++++ Data shown
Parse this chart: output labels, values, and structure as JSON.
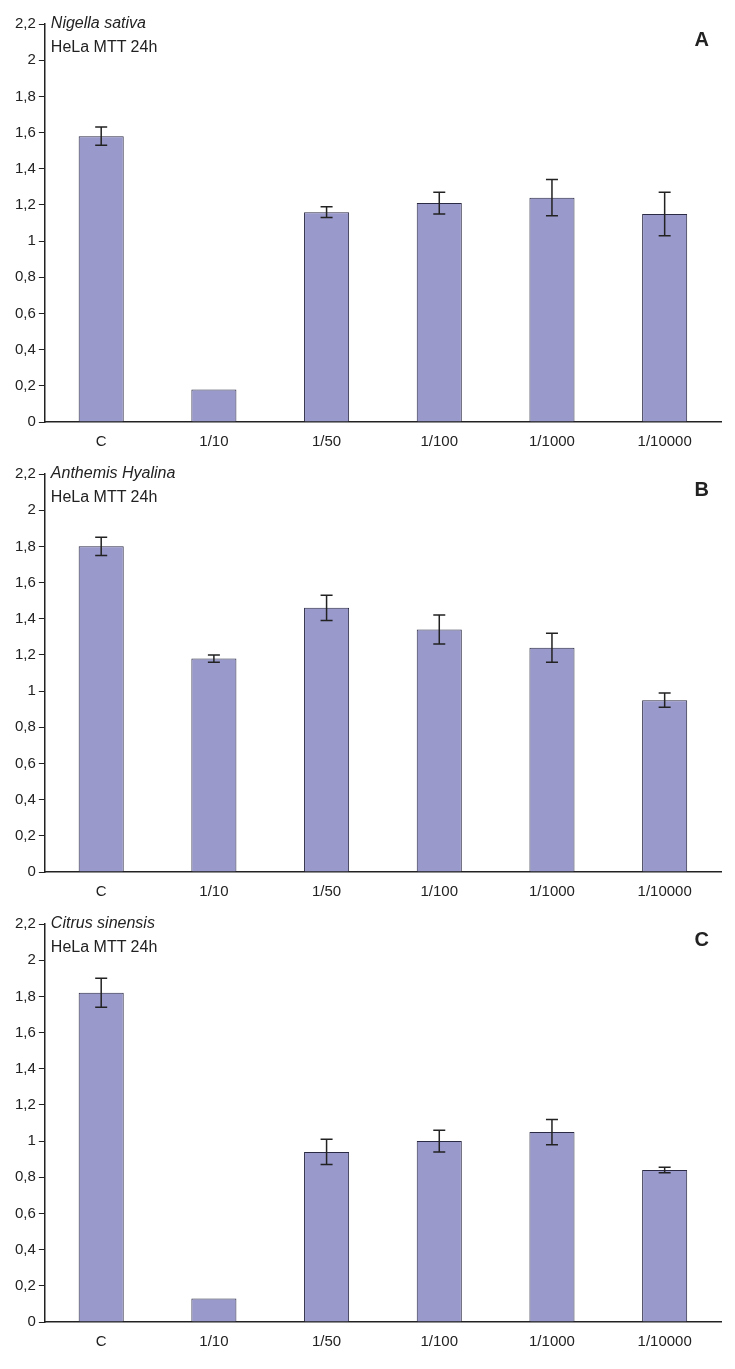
{
  "chart_data": [
    {
      "type": "bar",
      "title": "Nigella sativa",
      "subtitle": "HeLa MTT 24h",
      "annotations": [
        "A"
      ],
      "categories": [
        "C",
        "1/10",
        "1/50",
        "1/100",
        "1/1000",
        "1/10000"
      ],
      "values": [
        1.58,
        0.18,
        1.16,
        1.21,
        1.24,
        1.15
      ],
      "errors": [
        0.05,
        null,
        0.03,
        0.06,
        0.1,
        0.12
      ],
      "color": "#9999cc",
      "ylim": [
        0,
        2.2
      ],
      "yticks": [
        0,
        {
          "value": 0.2,
          "label": "0,2"
        },
        {
          "value": 0.4,
          "label": "0,4"
        },
        {
          "value": 0.6,
          "label": "0,6"
        },
        {
          "value": 0.8,
          "label": "0,8"
        },
        1,
        {
          "value": 1.2,
          "label": "1,2"
        },
        {
          "value": 1.4,
          "label": "1,4"
        },
        {
          "value": 1.6,
          "label": "1,6"
        },
        {
          "value": 1.8,
          "label": "1,8"
        },
        2,
        {
          "value": 2.2,
          "label": "2,2"
        }
      ]
    },
    {
      "type": "bar",
      "title": "Anthemis Hyalina",
      "subtitle": "HeLa MTT 24h",
      "annotations": [
        "B"
      ],
      "categories": [
        "C",
        "1/10",
        "1/50",
        "1/100",
        "1/1000",
        "1/10000"
      ],
      "values": [
        1.8,
        1.18,
        1.46,
        1.34,
        1.24,
        0.95
      ],
      "errors": [
        0.05,
        0.02,
        0.07,
        0.08,
        0.08,
        0.04
      ],
      "color": "#9999cc",
      "ylim": [
        0,
        2.2
      ],
      "yticks": [
        0,
        {
          "value": 0.2,
          "label": "0,2"
        },
        {
          "value": 0.4,
          "label": "0,4"
        },
        {
          "value": 0.6,
          "label": "0,6"
        },
        {
          "value": 0.8,
          "label": "0,8"
        },
        1,
        {
          "value": 1.2,
          "label": "1,2"
        },
        {
          "value": 1.4,
          "label": "1,4"
        },
        {
          "value": 1.6,
          "label": "1,6"
        },
        {
          "value": 1.8,
          "label": "1,8"
        },
        2,
        {
          "value": 2.2,
          "label": "2,2"
        }
      ]
    },
    {
      "type": "bar",
      "title": "Citrus sinensis",
      "subtitle": "HeLa MTT 24h",
      "annotations": [
        "C"
      ],
      "categories": [
        "C",
        "1/10",
        "1/50",
        "1/100",
        "1/1000",
        "1/10000"
      ],
      "values": [
        1.82,
        0.13,
        0.94,
        1.0,
        1.05,
        0.84
      ],
      "errors": [
        0.08,
        null,
        0.07,
        0.06,
        0.07,
        0.015
      ],
      "color": "#9999cc",
      "ylim": [
        0,
        2.2
      ],
      "yticks": [
        0,
        {
          "value": 0.2,
          "label": "0,2"
        },
        {
          "value": 0.4,
          "label": "0,4"
        },
        {
          "value": 0.6,
          "label": "0,6"
        },
        {
          "value": 0.8,
          "label": "0,8"
        },
        1,
        {
          "value": 1.2,
          "label": "1,2"
        },
        {
          "value": 1.4,
          "label": "1,4"
        },
        {
          "value": 1.6,
          "label": "1,6"
        },
        {
          "value": 1.8,
          "label": "1,8"
        },
        2,
        {
          "value": 2.2,
          "label": "2,2"
        }
      ]
    }
  ]
}
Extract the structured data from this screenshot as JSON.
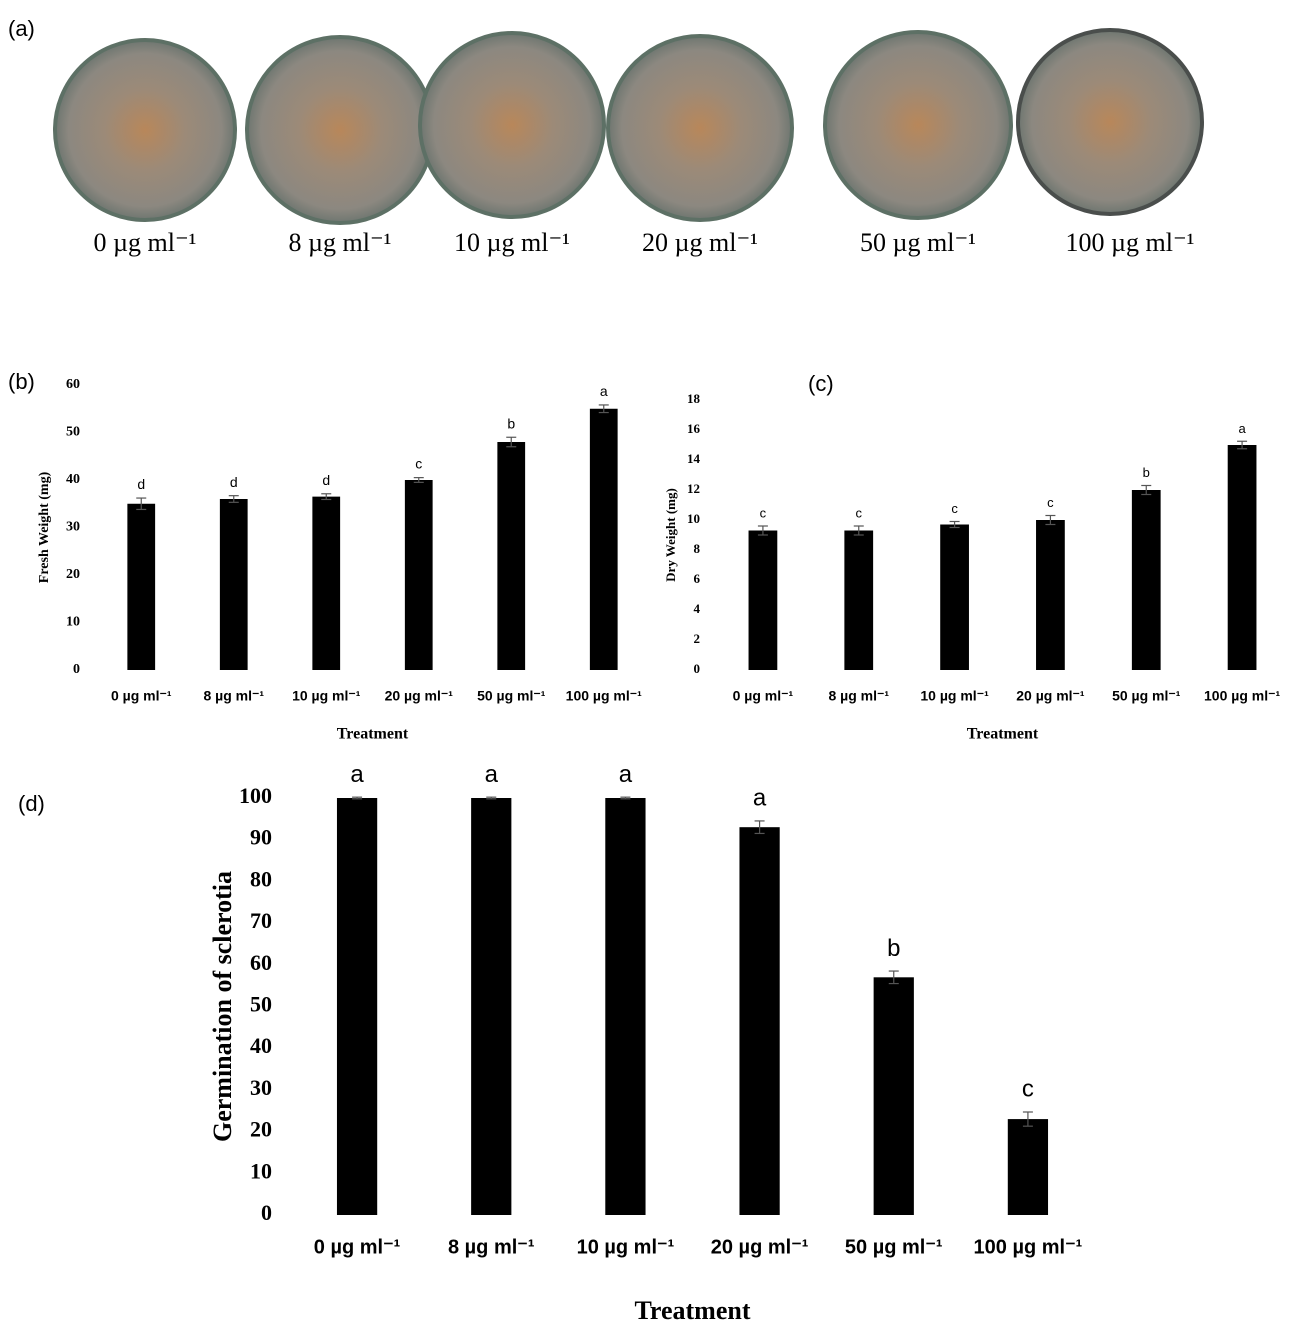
{
  "panel_a": {
    "label": "(a)",
    "captions": [
      "0 µg ml⁻¹",
      "8 µg ml⁻¹",
      "10 µg ml⁻¹",
      "20 µg ml⁻¹",
      "50 µg ml⁻¹",
      "100 µg ml⁻¹"
    ]
  },
  "chart_data": [
    {
      "type": "bar",
      "panel": "(b)",
      "ylabel": "Fresh Weight (mg)",
      "xlabel": "Treatment",
      "categories": [
        "0 µg ml⁻¹",
        "8 µg ml⁻¹",
        "10 µg ml⁻¹",
        "20 µg ml⁻¹",
        "50 µg ml⁻¹",
        "100 µg ml⁻¹"
      ],
      "values": [
        35,
        36,
        36.5,
        40,
        48,
        55
      ],
      "errors": [
        1.2,
        0.7,
        0.6,
        0.5,
        1,
        0.8
      ],
      "annotations": [
        "d",
        "d",
        "d",
        "c",
        "b",
        "a"
      ],
      "color": "#000000",
      "ylim": [
        0,
        60
      ],
      "yticks": [
        0,
        10,
        20,
        30,
        40,
        50,
        60
      ]
    },
    {
      "type": "bar",
      "panel": "(c)",
      "ylabel": "Dry Weight (mg)",
      "xlabel": "Treatment",
      "categories": [
        "0 µg ml⁻¹",
        "8 µg ml⁻¹",
        "10 µg ml⁻¹",
        "20 µg ml⁻¹",
        "50 µg ml⁻¹",
        "100 µg ml⁻¹"
      ],
      "values": [
        9.3,
        9.3,
        9.7,
        10,
        12,
        15
      ],
      "errors": [
        0.3,
        0.3,
        0.2,
        0.3,
        0.3,
        0.25
      ],
      "annotations": [
        "c",
        "c",
        "c",
        "c",
        "b",
        "a"
      ],
      "color": "#000000",
      "ylim": [
        0,
        18
      ],
      "yticks": [
        0,
        2,
        4,
        6,
        8,
        10,
        12,
        14,
        16,
        18
      ]
    },
    {
      "type": "bar",
      "panel": "(d)",
      "ylabel": "Germination of sclerotia",
      "xlabel": "Treatment",
      "categories": [
        "0 µg ml⁻¹",
        "8 µg ml⁻¹",
        "10 µg ml⁻¹",
        "20 µg ml⁻¹",
        "50 µg ml⁻¹",
        "100 µg ml⁻¹"
      ],
      "values": [
        100,
        100,
        100,
        93,
        57,
        23
      ],
      "errors": [
        0.2,
        0.2,
        0.2,
        1.5,
        1.5,
        1.7
      ],
      "annotations": [
        "a",
        "a",
        "a",
        "a",
        "b",
        "c"
      ],
      "color": "#000000",
      "ylim": [
        0,
        100
      ],
      "yticks": [
        0,
        10,
        20,
        30,
        40,
        50,
        60,
        70,
        80,
        90,
        100
      ]
    }
  ]
}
++++++++
- [Aim of the task]: Quote every line of the records above exactly; no picture is to be copied.

- [Output for this task]:
Parse this chart: output labels, values, and structure as JSON.
{
  "chart_data": [
    {
      "type": "bar",
      "title": "Nigella sativa",
      "subtitle": "HeLa MTT 24h",
      "annotations": [
        "A"
      ],
      "categories": [
        "C",
        "1/10",
        "1/50",
        "1/100",
        "1/1000",
        "1/10000"
      ],
      "values": [
        1.58,
        0.18,
        1.16,
        1.21,
        1.24,
        1.15
      ],
      "errors": [
        0.05,
        null,
        0.03,
        0.06,
        0.1,
        0.12
      ],
      "color": "#9999cc",
      "ylim": [
        0,
        2.2
      ],
      "yticks": [
        0,
        {
          "value": 0.2,
          "label": "0,2"
        },
        {
          "value": 0.4,
          "label": "0,4"
        },
        {
          "value": 0.6,
          "label": "0,6"
        },
        {
          "value": 0.8,
          "label": "0,8"
        },
        1,
        {
          "value": 1.2,
          "label": "1,2"
        },
        {
          "value": 1.4,
          "label": "1,4"
        },
        {
          "value": 1.6,
          "label": "1,6"
        },
        {
          "value": 1.8,
          "label": "1,8"
        },
        2,
        {
          "value": 2.2,
          "label": "2,2"
        }
      ]
    },
    {
      "type": "bar",
      "title": "Anthemis Hyalina",
      "subtitle": "HeLa MTT 24h",
      "annotations": [
        "B"
      ],
      "categories": [
        "C",
        "1/10",
        "1/50",
        "1/100",
        "1/1000",
        "1/10000"
      ],
      "values": [
        1.8,
        1.18,
        1.46,
        1.34,
        1.24,
        0.95
      ],
      "errors": [
        0.05,
        0.02,
        0.07,
        0.08,
        0.08,
        0.04
      ],
      "color": "#9999cc",
      "ylim": [
        0,
        2.2
      ],
      "yticks": [
        0,
        {
          "value": 0.2,
          "label": "0,2"
        },
        {
          "value": 0.4,
          "label": "0,4"
        },
        {
          "value": 0.6,
          "label": "0,6"
        },
        {
          "value": 0.8,
          "label": "0,8"
        },
        1,
        {
          "value": 1.2,
          "label": "1,2"
        },
        {
          "value": 1.4,
          "label": "1,4"
        },
        {
          "value": 1.6,
          "label": "1,6"
        },
        {
          "value": 1.8,
          "label": "1,8"
        },
        2,
        {
          "value": 2.2,
          "label": "2,2"
        }
      ]
    },
    {
      "type": "bar",
      "title": "Citrus sinensis",
      "subtitle": "HeLa MTT 24h",
      "annotations": [
        "C"
      ],
      "categories": [
        "C",
        "1/10",
        "1/50",
        "1/100",
        "1/1000",
        "1/10000"
      ],
      "values": [
        1.82,
        0.13,
        0.94,
        1.0,
        1.05,
        0.84
      ],
      "errors": [
        0.08,
        null,
        0.07,
        0.06,
        0.07,
        0.015
      ],
      "color": "#9999cc",
      "ylim": [
        0,
        2.2
      ],
      "yticks": [
        0,
        {
          "value": 0.2,
          "label": "0,2"
        },
        {
          "value": 0.4,
          "label": "0,4"
        },
        {
          "value": 0.6,
          "label": "0,6"
        },
        {
          "value": 0.8,
          "label": "0,8"
        },
        1,
        {
          "value": 1.2,
          "label": "1,2"
        },
        {
          "value": 1.4,
          "label": "1,4"
        },
        {
          "value": 1.6,
          "label": "1,6"
        },
        {
          "value": 1.8,
          "label": "1,8"
        },
        2,
        {
          "value": 2.2,
          "label": "2,2"
        }
      ]
    }
  ]
}
Extract the structured data from this screenshot as JSON.
{
  "panel_a": {
    "label": "(a)",
    "captions": [
      "0 µg ml⁻¹",
      "8 µg ml⁻¹",
      "10 µg ml⁻¹",
      "20 µg ml⁻¹",
      "50 µg ml⁻¹",
      "100 µg ml⁻¹"
    ]
  },
  "chart_data": [
    {
      "type": "bar",
      "panel": "(b)",
      "ylabel": "Fresh Weight (mg)",
      "xlabel": "Treatment",
      "categories": [
        "0 µg ml⁻¹",
        "8 µg ml⁻¹",
        "10 µg ml⁻¹",
        "20 µg ml⁻¹",
        "50 µg ml⁻¹",
        "100 µg ml⁻¹"
      ],
      "values": [
        35,
        36,
        36.5,
        40,
        48,
        55
      ],
      "errors": [
        1.2,
        0.7,
        0.6,
        0.5,
        1,
        0.8
      ],
      "annotations": [
        "d",
        "d",
        "d",
        "c",
        "b",
        "a"
      ],
      "color": "#000000",
      "ylim": [
        0,
        60
      ],
      "yticks": [
        0,
        10,
        20,
        30,
        40,
        50,
        60
      ]
    },
    {
      "type": "bar",
      "panel": "(c)",
      "ylabel": "Dry Weight (mg)",
      "xlabel": "Treatment",
      "categories": [
        "0 µg ml⁻¹",
        "8 µg ml⁻¹",
        "10 µg ml⁻¹",
        "20 µg ml⁻¹",
        "50 µg ml⁻¹",
        "100 µg ml⁻¹"
      ],
      "values": [
        9.3,
        9.3,
        9.7,
        10,
        12,
        15
      ],
      "errors": [
        0.3,
        0.3,
        0.2,
        0.3,
        0.3,
        0.25
      ],
      "annotations": [
        "c",
        "c",
        "c",
        "c",
        "b",
        "a"
      ],
      "color": "#000000",
      "ylim": [
        0,
        18
      ],
      "yticks": [
        0,
        2,
        4,
        6,
        8,
        10,
        12,
        14,
        16,
        18
      ]
    },
    {
      "type": "bar",
      "panel": "(d)",
      "ylabel": "Germination of sclerotia",
      "xlabel": "Treatment",
      "categories": [
        "0 µg ml⁻¹",
        "8 µg ml⁻¹",
        "10 µg ml⁻¹",
        "20 µg ml⁻¹",
        "50 µg ml⁻¹",
        "100 µg ml⁻¹"
      ],
      "values": [
        100,
        100,
        100,
        93,
        57,
        23
      ],
      "errors": [
        0.2,
        0.2,
        0.2,
        1.5,
        1.5,
        1.7
      ],
      "annotations": [
        "a",
        "a",
        "a",
        "a",
        "b",
        "c"
      ],
      "color": "#000000",
      "ylim": [
        0,
        100
      ],
      "yticks": [
        0,
        10,
        20,
        30,
        40,
        50,
        60,
        70,
        80,
        90,
        100
      ]
    }
  ]
}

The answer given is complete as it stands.